***** Dataset rows *****
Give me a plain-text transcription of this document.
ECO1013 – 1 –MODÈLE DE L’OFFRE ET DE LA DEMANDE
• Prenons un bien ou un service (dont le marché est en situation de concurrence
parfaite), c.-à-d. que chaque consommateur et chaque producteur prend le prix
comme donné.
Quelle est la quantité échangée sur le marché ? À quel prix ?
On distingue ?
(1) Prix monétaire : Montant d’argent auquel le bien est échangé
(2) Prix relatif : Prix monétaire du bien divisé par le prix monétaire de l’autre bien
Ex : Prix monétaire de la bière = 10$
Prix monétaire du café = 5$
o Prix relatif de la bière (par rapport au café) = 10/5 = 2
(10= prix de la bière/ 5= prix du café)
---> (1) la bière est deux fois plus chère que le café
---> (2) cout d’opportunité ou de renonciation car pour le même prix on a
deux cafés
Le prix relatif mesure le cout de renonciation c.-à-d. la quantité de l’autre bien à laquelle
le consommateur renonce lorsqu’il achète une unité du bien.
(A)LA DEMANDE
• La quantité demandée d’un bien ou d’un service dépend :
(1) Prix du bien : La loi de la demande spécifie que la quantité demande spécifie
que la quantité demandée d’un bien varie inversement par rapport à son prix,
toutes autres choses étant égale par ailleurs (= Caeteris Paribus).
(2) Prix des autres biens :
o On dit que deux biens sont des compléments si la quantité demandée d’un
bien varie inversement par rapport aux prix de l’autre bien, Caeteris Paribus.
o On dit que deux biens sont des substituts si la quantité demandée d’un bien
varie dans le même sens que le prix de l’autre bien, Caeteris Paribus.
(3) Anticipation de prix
*****
◆ **Written instruction**
Write out every line of the preceding listing that contains "monétaire".

◆ **Worked answer**
(1) Prix monétaire : Montant d’argent auquel le bien est échangé
(2) Prix relatif : Prix monétaire du bien divisé par le prix monétaire de l’autre bien
Ex : Prix monétaire de la bière = 10$
Prix monétaire du café = 5$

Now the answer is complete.